(Data listing)
--

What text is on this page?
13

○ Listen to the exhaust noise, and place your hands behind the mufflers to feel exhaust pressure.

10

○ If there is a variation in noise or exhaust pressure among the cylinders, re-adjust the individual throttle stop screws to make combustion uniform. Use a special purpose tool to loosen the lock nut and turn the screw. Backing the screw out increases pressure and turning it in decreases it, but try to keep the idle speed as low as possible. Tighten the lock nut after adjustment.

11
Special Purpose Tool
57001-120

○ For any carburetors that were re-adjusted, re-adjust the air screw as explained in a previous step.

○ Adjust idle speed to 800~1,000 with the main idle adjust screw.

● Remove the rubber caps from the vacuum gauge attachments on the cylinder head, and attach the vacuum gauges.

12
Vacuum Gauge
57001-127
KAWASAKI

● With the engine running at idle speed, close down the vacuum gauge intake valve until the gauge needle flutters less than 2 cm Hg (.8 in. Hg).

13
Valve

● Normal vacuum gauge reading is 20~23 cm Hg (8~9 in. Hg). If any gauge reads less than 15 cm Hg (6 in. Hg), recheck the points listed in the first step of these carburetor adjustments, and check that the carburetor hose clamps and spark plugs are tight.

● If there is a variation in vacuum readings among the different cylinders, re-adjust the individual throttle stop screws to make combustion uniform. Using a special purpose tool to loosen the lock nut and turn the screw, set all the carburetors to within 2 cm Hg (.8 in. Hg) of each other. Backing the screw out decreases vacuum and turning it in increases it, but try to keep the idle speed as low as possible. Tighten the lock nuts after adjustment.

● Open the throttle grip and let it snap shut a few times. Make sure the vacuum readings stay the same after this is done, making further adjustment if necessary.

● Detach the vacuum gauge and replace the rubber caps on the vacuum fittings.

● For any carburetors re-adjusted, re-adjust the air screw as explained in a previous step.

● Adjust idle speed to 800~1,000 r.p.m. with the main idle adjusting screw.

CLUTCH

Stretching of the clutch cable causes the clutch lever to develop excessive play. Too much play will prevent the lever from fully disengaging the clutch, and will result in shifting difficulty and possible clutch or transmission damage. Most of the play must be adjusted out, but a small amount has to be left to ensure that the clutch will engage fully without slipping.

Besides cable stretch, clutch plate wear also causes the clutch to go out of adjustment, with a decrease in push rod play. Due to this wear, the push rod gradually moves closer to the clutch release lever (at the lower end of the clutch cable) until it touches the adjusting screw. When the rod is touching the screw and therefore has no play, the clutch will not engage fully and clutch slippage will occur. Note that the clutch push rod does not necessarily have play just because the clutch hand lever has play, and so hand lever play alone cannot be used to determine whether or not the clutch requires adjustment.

--

▶ **REQUIRED WORK**: Select and copy every line of the listing with the word "from".

▶ **WRITTEN RESPONSE**:
● Remove the rubber caps from the vacuum gauge attachments on the cylinder head, and attach the vacuum gauges.
Stretching of the clutch cable causes the clutch lever to develop excessive play. Too much play will prevent the lever from fully disengaging the clutch, and will result in shifting difficulty and possible clutch or transmission damage. Most of the play must be adjusted out, but a small amount has to be left to ensure that the clutch will engage fully without slipping.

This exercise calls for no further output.